_Exercise prompt:_ Without adding or dropping anything, copy the entries below.

_Study material:_
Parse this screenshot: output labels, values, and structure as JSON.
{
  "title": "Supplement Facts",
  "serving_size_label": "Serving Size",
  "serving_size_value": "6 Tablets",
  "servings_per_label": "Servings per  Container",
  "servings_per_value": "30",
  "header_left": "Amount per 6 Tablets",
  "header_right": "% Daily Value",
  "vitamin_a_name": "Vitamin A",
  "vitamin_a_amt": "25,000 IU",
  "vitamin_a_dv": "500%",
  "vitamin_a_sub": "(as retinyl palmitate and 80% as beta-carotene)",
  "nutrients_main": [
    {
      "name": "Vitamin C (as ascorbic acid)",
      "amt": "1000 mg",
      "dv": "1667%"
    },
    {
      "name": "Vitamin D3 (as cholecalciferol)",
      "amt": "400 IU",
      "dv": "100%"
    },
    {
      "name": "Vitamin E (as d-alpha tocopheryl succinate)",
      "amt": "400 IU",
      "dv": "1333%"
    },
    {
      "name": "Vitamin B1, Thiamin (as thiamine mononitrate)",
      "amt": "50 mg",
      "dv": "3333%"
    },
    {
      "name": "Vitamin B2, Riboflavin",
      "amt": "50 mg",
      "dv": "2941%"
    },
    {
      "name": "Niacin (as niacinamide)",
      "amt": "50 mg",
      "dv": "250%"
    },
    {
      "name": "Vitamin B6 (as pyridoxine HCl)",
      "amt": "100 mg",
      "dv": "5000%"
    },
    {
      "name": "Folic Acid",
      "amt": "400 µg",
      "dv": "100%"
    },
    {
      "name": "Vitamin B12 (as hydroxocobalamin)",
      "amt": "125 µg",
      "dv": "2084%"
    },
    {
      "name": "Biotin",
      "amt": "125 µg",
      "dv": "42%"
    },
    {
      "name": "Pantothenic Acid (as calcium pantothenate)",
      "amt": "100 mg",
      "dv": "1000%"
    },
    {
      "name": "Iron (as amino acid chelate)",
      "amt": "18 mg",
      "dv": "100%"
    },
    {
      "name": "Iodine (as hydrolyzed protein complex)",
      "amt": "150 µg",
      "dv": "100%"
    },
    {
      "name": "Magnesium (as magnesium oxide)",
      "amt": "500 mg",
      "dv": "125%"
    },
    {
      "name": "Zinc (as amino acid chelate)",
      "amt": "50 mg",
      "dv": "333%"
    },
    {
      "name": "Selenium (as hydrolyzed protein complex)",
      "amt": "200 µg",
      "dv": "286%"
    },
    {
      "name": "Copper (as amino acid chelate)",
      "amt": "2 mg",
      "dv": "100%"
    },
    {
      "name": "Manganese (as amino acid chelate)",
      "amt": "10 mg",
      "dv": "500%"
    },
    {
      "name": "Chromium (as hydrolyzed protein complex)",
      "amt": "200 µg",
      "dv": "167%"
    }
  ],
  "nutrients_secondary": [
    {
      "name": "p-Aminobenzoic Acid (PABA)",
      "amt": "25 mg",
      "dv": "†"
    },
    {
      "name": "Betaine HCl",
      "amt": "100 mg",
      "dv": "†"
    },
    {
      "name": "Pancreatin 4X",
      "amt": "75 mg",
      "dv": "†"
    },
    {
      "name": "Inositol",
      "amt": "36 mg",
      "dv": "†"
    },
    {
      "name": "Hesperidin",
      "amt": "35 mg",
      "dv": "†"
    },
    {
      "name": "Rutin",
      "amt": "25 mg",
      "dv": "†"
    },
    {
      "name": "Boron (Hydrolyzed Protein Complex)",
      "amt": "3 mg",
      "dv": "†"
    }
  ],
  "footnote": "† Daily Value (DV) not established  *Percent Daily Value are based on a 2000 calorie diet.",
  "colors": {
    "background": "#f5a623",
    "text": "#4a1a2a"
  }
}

_The completed task:_
Parse this screenshot: output labels, values, and structure as JSON.
{
  "title": "Supplement Facts",
  "serving_size_label": "Serving Size",
  "serving_size_value": "6 Tablets",
  "servings_per_label": "Servings per  Container",
  "servings_per_value": "30",
  "header_left": "Amount per 6 Tablets",
  "header_right": "% Daily Value",
  "vitamin_a_name": "Vitamin A",
  "vitamin_a_amt": "25,000 IU",
  "vitamin_a_dv": "500%",
  "vitamin_a_sub": "(as retinyl palmitate and 80% as beta-carotene)",
  "nutrients_main": [
    {
      "name": "Vitamin C (as ascorbic acid)",
      "amt": "1000 mg",
      "dv": "1667%"
    },
    {
      "name": "Vitamin D3 (as cholecalciferol)",
      "amt": "400 IU",
      "dv": "100%"
    },
    {
      "name": "Vitamin E (as d-alpha tocopheryl succinate)",
      "amt": "400 IU",
      "dv": "1333%"
    },
    {
      "name": "Vitamin B1, Thiamin (as thiamine mononitrate)",
      "amt": "50 mg",
      "dv": "3333%"
    },
    {
      "name": "Vitamin B2, Riboflavin",
      "amt": "50 mg",
      "dv": "2941%"
    },
    {
      "name": "Niacin (as niacinamide)",
      "amt": "50 mg",
      "dv": "250%"
    },
    {
      "name": "Vitamin B6 (as pyridoxine HCl)",
      "amt": "100 mg",
      "dv": "5000%"
    },
    {
      "name": "Folic Acid",
      "amt": "400 µg",
      "dv": "100%"
    },
    {
      "name": "Vitamin B12 (as hydroxocobalamin)",
      "amt": "125 µg",
      "dv": "2084%"
    },
    {
      "name": "Biotin",
      "amt": "125 µg",
      "dv": "42%"
    },
    {
      "name": "Pantothenic Acid (as calcium pantothenate)",
      "amt": "100 mg",
      "dv": "1000%"
    },
    {
      "name": "Iron (as amino acid chelate)",
      "amt": "18 mg",
      "dv": "100%"
    },
    {
      "name": "Iodine (as hydrolyzed protein complex)",
      "amt": "150 µg",
      "dv": "100%"
    },
    {
      "name": "Magnesium (as magnesium oxide)",
      "amt": "500 mg",
      "dv": "125%"
    },
    {
      "name": "Zinc (as amino acid chelate)",
      "amt": "50 mg",
      "dv": "333%"
    },
    {
      "name": "Selenium (as hydrolyzed protein complex)",
      "amt": "200 µg",
      "dv": "286%"
    },
    {
      "name": "Copper (as amino acid chelate)",
      "amt": "2 mg",
      "dv": "100%"
    },
    {
      "name": "Manganese (as amino acid chelate)",
      "amt": "10 mg",
      "dv": "500%"
    },
    {
      "name": "Chromium (as hydrolyzed protein complex)",
      "amt": "200 µg",
      "dv": "167%"
    }
  ],
  "nutrients_secondary": [
    {
      "name": "p-Aminobenzoic Acid (PABA)",
      "amt": "25 mg",
      "dv": "†"
    },
    {
      "name": "Betaine HCl",
      "amt": "100 mg",
      "dv": "†"
    },
    {
      "name": "Pancreatin 4X",
      "amt": "75 mg",
      "dv": "†"
    },
    {
      "name": "Inositol",
      "amt": "36 mg",
      "dv": "†"
    },
    {
      "name": "Hesperidin",
      "amt": "35 mg",
      "dv": "†"
    },
    {
      "name": "Rutin",
      "amt": "25 mg",
      "dv": "†"
    },
    {
      "name": "Boron (Hydrolyzed Protein Complex)",
      "amt": "3 mg",
      "dv": "†"
    }
  ],
  "footnote": "† Daily Value (DV) not established  *Percent Daily Value are based on a 2000 calorie diet.",
  "colors": {
    "background": "#f5a623",
    "text": "#4a1a2a"
  }
}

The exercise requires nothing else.